== Stored rows

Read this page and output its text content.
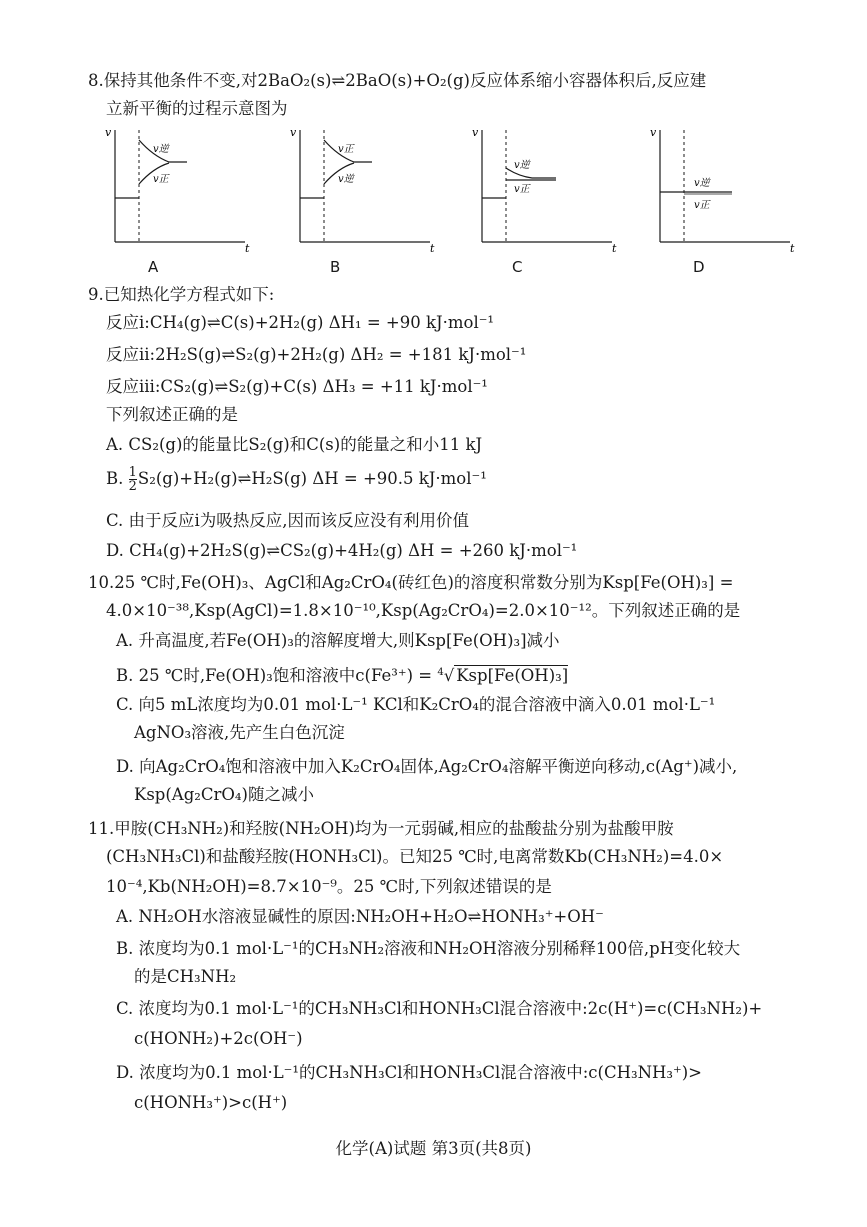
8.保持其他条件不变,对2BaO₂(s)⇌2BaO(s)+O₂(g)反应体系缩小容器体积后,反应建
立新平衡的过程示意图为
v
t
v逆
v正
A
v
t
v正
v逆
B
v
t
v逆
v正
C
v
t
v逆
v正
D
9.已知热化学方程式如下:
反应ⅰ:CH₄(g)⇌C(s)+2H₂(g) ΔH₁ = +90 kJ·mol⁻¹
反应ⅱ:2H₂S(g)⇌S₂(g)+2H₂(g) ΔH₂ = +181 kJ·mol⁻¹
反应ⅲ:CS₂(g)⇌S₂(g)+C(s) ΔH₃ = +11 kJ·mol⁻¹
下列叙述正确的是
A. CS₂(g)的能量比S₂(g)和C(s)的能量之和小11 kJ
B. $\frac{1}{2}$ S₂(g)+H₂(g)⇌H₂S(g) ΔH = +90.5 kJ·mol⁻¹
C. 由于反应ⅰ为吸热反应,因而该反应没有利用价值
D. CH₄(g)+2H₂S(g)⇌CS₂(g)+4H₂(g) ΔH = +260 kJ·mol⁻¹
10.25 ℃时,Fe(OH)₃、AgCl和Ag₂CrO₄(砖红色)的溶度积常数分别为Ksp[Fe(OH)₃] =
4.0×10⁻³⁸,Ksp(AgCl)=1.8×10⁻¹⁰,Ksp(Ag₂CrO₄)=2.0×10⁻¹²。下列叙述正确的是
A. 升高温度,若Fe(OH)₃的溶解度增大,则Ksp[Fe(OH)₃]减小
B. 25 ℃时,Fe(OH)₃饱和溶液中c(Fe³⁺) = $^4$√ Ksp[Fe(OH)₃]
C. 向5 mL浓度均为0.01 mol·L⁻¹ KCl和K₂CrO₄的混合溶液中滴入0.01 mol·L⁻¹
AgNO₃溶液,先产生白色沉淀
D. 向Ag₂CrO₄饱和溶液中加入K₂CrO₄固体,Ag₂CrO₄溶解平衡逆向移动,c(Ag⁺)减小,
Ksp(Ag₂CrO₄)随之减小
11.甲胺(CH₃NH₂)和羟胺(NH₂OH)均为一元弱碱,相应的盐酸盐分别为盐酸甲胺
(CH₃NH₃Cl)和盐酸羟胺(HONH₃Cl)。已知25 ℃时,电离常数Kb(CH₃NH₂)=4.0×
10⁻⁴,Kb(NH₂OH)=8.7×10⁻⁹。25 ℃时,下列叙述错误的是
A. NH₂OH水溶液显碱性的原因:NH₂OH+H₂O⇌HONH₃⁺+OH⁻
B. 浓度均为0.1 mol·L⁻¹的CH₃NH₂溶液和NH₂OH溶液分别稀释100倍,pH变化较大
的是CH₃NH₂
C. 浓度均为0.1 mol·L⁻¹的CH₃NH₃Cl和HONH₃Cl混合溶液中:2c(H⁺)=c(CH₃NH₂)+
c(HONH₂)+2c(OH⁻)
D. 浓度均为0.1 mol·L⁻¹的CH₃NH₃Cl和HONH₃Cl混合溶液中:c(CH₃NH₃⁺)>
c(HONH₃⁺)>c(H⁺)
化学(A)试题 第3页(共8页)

====

◆ What you will do:
Select the lines in this material that hold the word "下列叙述正确的是", leaving none out.

◆ Exercise response:
下列叙述正确的是
4.0×10⁻³⁸,Ksp(AgCl)=1.8×10⁻¹⁰,Ksp(Ag₂CrO₄)=2.0×10⁻¹²。下列叙述正确的是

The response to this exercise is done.